▸ **Exercise aim**
What is the number of lines in these entries that include "overlooked"? Write that number and no other text.

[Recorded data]

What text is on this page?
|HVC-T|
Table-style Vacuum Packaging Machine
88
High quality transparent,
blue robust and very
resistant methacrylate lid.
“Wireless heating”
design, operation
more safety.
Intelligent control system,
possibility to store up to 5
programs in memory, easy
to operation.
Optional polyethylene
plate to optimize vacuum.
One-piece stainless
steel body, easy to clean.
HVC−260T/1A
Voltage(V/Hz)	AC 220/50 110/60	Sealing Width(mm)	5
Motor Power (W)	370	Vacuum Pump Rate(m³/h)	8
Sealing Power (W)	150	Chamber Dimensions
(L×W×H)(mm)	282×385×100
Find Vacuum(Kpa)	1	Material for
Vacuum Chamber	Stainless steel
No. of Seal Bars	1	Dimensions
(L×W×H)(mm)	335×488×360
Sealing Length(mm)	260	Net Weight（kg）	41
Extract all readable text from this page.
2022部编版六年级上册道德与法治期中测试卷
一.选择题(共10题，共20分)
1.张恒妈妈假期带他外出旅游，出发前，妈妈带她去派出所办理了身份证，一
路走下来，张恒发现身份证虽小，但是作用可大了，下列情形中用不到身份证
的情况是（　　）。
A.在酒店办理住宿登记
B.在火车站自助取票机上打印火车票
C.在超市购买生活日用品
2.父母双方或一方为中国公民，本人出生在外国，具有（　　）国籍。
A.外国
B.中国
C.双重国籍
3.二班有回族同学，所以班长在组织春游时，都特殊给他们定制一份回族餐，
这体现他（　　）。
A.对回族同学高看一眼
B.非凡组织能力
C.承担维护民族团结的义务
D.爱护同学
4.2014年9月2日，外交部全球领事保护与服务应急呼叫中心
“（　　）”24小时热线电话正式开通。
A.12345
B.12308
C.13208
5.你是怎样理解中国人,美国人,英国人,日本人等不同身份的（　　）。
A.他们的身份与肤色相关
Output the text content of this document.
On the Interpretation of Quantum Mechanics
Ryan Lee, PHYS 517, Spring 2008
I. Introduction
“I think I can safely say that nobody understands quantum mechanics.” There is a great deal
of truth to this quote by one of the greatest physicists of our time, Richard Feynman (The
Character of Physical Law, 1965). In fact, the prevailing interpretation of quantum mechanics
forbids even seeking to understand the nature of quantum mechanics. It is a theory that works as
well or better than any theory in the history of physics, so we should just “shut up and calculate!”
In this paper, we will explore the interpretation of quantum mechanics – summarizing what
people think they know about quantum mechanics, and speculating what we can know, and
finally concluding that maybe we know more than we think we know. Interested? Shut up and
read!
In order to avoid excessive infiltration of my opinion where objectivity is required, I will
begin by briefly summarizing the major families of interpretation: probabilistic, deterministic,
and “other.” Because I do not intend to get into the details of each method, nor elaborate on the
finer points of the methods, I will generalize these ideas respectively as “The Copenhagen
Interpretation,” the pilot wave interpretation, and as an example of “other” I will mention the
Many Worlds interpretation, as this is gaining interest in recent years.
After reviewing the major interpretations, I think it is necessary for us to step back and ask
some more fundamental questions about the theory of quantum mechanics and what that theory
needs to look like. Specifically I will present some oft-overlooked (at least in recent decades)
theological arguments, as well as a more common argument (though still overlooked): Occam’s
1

▸ **Response to this task**
2